Directive -> Write the entries out again exactly as they stand, but without the pictures.

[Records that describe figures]
# # # #

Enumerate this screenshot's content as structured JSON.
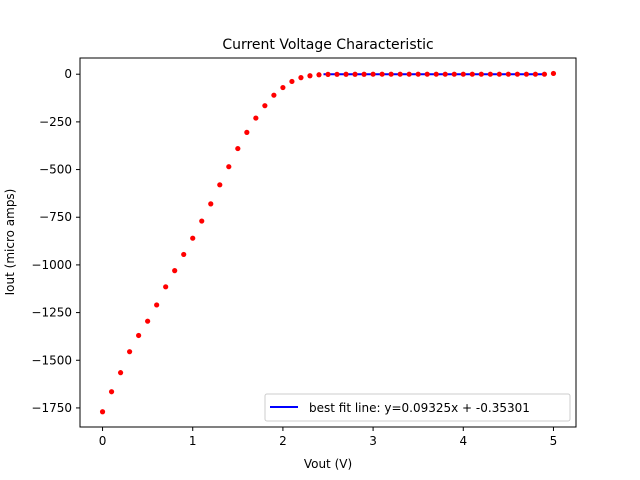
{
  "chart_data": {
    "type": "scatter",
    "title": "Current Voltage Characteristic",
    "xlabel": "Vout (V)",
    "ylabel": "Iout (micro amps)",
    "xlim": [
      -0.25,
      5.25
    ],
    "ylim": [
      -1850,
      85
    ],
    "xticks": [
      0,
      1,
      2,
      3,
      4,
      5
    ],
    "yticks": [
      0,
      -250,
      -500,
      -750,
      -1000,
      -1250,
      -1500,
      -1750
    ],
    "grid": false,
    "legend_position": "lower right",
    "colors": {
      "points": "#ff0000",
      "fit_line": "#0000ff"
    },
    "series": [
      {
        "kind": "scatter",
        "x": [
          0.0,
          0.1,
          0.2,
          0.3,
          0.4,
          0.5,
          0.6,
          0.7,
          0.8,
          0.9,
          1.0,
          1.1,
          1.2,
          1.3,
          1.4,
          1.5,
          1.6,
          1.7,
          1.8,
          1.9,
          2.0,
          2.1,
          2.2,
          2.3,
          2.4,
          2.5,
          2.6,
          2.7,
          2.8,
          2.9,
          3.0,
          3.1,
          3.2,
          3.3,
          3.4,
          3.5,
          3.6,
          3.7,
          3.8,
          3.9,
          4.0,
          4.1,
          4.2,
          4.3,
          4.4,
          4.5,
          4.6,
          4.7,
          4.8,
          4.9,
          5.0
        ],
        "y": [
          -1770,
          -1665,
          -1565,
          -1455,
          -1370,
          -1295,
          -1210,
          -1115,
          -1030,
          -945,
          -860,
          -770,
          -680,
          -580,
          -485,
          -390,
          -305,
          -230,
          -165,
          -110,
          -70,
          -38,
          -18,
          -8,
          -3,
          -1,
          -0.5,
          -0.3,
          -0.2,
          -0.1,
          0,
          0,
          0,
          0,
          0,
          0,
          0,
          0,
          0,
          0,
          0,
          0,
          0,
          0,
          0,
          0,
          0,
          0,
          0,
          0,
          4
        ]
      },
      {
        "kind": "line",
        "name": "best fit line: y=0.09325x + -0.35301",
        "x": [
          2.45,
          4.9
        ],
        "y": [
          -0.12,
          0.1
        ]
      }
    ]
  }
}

# # # #

Exercise result ->
Enumerate this screenshot's content as structured JSON.
{
  "chart_data": {
    "type": "scatter",
    "title": "Current Voltage Characteristic",
    "xlabel": "Vout (V)",
    "ylabel": "Iout (micro amps)",
    "xlim": [
      -0.25,
      5.25
    ],
    "ylim": [
      -1850,
      85
    ],
    "xticks": [
      0,
      1,
      2,
      3,
      4,
      5
    ],
    "yticks": [
      0,
      -250,
      -500,
      -750,
      -1000,
      -1250,
      -1500,
      -1750
    ],
    "grid": false,
    "legend_position": "lower right",
    "colors": {
      "points": "#ff0000",
      "fit_line": "#0000ff"
    },
    "series": [
      {
        "kind": "scatter",
        "x": [
          0.0,
          0.1,
          0.2,
          0.3,
          0.4,
          0.5,
          0.6,
          0.7,
          0.8,
          0.9,
          1.0,
          1.1,
          1.2,
          1.3,
          1.4,
          1.5,
          1.6,
          1.7,
          1.8,
          1.9,
          2.0,
          2.1,
          2.2,
          2.3,
          2.4,
          2.5,
          2.6,
          2.7,
          2.8,
          2.9,
          3.0,
          3.1,
          3.2,
          3.3,
          3.4,
          3.5,
          3.6,
          3.7,
          3.8,
          3.9,
          4.0,
          4.1,
          4.2,
          4.3,
          4.4,
          4.5,
          4.6,
          4.7,
          4.8,
          4.9,
          5.0
        ],
        "y": [
          -1770,
          -1665,
          -1565,
          -1455,
          -1370,
          -1295,
          -1210,
          -1115,
          -1030,
          -945,
          -860,
          -770,
          -680,
          -580,
          -485,
          -390,
          -305,
          -230,
          -165,
          -110,
          -70,
          -38,
          -18,
          -8,
          -3,
          -1,
          -0.5,
          -0.3,
          -0.2,
          -0.1,
          0,
          0,
          0,
          0,
          0,
          0,
          0,
          0,
          0,
          0,
          0,
          0,
          0,
          0,
          0,
          0,
          0,
          0,
          0,
          0,
          4
        ]
      },
      {
        "kind": "line",
        "name": "best fit line: y=0.09325x + -0.35301",
        "x": [
          2.45,
          4.9
        ],
        "y": [
          -0.12,
          0.1
        ]
      }
    ]
  }
}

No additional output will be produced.